Check each line of the data below for the word "INCLUDE", then extract the ones that have it.

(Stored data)
╭──
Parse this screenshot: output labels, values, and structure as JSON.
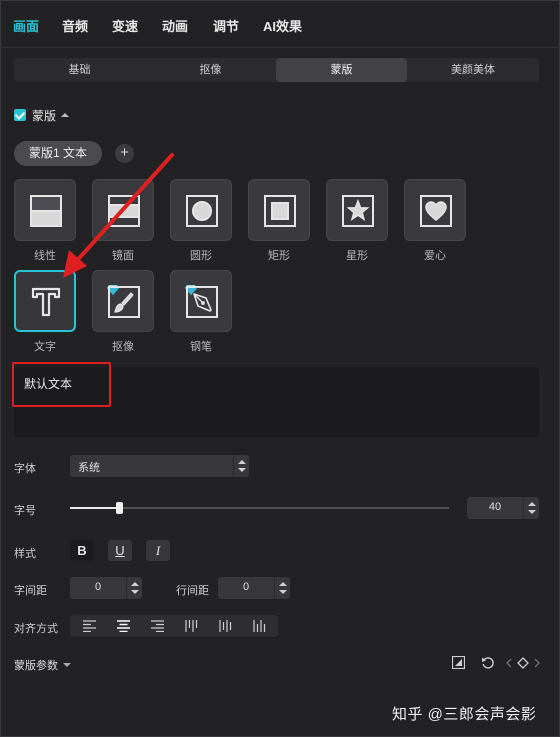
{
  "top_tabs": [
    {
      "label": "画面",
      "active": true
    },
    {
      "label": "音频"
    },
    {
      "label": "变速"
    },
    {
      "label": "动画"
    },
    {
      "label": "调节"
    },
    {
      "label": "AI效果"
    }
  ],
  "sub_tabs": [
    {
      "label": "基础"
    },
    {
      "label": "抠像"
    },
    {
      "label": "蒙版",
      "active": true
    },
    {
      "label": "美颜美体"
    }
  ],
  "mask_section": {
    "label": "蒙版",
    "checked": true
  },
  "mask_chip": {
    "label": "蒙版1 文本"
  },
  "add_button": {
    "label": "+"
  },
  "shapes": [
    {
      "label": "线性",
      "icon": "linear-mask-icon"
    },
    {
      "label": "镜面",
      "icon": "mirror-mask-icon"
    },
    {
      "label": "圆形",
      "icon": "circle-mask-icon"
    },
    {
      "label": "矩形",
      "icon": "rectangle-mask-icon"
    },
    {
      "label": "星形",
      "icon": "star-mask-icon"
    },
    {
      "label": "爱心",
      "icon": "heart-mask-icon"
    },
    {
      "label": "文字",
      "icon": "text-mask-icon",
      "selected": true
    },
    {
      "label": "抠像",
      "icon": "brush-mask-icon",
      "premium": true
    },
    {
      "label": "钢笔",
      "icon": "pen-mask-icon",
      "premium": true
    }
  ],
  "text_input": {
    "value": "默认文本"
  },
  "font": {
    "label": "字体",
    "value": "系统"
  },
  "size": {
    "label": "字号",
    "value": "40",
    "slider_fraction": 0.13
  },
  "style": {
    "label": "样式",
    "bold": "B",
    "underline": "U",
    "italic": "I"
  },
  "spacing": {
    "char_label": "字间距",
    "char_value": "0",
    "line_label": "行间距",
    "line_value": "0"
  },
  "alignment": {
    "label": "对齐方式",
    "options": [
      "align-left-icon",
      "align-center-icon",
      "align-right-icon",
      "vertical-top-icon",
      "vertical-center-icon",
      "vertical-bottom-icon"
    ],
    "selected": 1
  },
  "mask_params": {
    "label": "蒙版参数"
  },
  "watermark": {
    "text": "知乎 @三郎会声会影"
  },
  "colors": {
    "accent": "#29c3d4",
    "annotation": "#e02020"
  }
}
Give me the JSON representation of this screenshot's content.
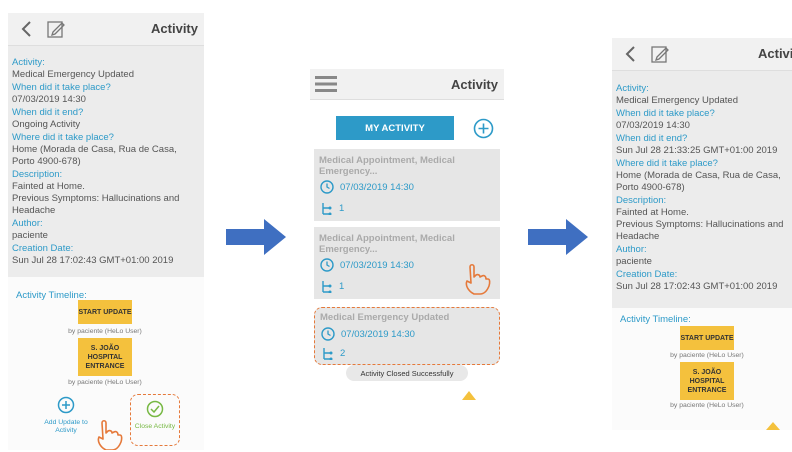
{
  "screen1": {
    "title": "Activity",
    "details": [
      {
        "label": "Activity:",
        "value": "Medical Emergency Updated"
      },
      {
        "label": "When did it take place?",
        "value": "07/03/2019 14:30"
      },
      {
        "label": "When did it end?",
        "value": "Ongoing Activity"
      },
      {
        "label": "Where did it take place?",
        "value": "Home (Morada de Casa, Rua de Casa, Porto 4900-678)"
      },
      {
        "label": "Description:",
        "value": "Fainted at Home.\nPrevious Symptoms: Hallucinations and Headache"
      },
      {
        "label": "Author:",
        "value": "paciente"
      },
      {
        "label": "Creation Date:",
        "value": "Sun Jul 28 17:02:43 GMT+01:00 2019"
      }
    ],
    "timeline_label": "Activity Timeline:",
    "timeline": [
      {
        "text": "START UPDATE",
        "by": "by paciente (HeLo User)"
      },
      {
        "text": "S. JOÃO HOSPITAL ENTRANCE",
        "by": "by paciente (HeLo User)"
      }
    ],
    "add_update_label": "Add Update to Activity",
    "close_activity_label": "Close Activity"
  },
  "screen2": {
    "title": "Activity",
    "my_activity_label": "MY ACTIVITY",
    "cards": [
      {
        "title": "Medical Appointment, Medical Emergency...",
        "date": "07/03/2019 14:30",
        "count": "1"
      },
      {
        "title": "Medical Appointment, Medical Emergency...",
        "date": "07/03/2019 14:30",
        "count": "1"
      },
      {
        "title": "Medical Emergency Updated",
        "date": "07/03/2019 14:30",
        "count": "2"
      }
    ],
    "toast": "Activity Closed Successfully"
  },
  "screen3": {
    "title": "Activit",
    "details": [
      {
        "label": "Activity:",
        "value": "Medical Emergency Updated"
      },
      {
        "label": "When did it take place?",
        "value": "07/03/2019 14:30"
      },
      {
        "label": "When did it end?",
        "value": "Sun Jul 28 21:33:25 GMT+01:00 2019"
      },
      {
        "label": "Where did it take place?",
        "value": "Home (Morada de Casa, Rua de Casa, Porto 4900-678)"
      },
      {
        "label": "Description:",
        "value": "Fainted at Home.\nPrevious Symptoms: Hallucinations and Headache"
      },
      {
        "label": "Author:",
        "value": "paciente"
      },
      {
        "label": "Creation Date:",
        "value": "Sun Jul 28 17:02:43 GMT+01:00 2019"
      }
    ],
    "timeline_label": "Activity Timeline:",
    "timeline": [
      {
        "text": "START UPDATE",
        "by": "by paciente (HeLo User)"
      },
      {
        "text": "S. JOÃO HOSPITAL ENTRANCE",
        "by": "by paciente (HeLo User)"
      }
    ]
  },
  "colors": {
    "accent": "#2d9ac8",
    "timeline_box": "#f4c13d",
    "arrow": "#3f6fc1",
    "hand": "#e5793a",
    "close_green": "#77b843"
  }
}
╰──
╭──
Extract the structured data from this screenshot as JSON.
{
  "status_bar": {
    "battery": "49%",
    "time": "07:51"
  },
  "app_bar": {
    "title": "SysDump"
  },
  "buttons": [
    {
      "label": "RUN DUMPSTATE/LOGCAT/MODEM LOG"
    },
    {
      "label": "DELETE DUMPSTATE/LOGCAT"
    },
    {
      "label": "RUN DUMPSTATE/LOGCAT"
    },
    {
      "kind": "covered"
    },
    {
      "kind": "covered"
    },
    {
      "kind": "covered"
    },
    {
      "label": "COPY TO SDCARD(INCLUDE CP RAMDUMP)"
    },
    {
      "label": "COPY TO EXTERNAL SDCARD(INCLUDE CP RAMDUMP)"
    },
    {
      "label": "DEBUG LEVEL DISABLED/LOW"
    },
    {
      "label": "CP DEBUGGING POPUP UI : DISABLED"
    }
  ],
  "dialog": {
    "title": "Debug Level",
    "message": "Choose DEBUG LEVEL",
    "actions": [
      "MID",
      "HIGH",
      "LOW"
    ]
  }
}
╰──
## [FULL ANSWER]
      "label": "COPY TO SDCARD(INCLUDE CP RAMDUMP)"
      "label": "COPY TO EXTERNAL SDCARD(INCLUDE CP RAMDUMP)"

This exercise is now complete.